- **TASK INSTRUCTIONS**
Pull every "Growth" line out of the data below.
▼
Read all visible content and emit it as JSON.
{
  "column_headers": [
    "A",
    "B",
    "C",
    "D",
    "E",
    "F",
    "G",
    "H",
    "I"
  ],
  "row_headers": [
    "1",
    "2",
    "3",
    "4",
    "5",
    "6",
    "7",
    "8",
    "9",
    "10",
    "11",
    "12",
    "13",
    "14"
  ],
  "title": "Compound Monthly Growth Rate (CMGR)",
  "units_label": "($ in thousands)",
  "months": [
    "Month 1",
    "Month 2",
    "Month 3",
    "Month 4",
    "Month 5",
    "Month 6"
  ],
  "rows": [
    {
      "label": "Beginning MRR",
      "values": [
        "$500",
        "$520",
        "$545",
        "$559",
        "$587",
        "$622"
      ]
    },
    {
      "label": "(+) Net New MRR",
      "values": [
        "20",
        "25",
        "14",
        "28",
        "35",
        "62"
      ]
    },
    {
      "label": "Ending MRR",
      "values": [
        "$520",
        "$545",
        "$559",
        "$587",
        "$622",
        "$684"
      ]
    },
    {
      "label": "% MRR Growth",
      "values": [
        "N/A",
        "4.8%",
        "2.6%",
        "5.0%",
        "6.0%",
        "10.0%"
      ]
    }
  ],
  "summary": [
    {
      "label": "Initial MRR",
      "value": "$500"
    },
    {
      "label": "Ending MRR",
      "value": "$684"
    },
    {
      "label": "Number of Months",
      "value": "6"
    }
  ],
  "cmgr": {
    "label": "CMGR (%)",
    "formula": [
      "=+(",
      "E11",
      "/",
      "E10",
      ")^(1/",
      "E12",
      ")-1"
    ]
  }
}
▲
- **RESULT FOR THIS EXERCISE**
  "title": "Compound Monthly Growth Rate (CMGR)",
      "label": "% MRR Growth",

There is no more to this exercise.